* **Problem statement**: Scan the data that follows and count the lines with the string "STUDENTS"; answer with the count alone.

++++++++++

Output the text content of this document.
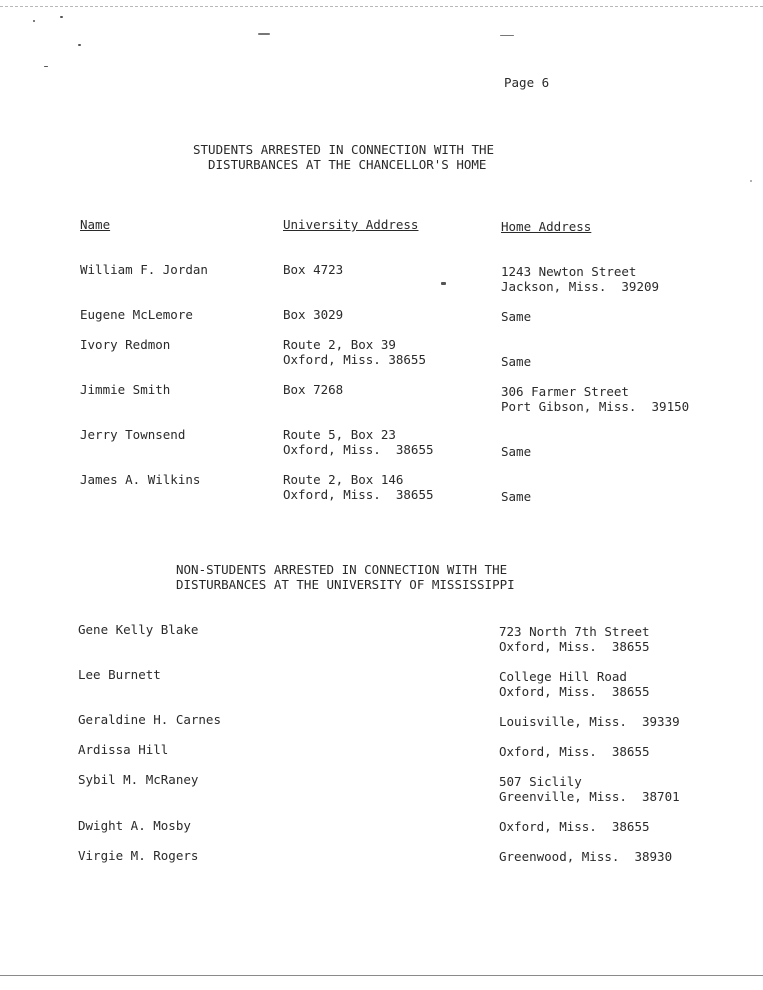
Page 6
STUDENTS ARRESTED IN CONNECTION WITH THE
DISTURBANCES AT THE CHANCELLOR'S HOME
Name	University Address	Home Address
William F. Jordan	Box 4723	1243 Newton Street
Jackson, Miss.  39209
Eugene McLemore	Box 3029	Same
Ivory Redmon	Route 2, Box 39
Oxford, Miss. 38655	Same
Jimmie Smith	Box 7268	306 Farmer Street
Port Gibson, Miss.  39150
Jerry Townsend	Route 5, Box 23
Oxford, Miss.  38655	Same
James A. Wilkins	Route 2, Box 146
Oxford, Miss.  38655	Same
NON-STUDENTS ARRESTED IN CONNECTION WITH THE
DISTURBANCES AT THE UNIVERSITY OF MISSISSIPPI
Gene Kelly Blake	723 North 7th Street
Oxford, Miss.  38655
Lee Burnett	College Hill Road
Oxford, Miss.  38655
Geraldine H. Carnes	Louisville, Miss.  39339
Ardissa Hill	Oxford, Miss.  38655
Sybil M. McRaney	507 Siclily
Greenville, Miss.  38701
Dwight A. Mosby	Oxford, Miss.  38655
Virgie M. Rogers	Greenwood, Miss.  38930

++++++++++

* **Solution for this task**: 2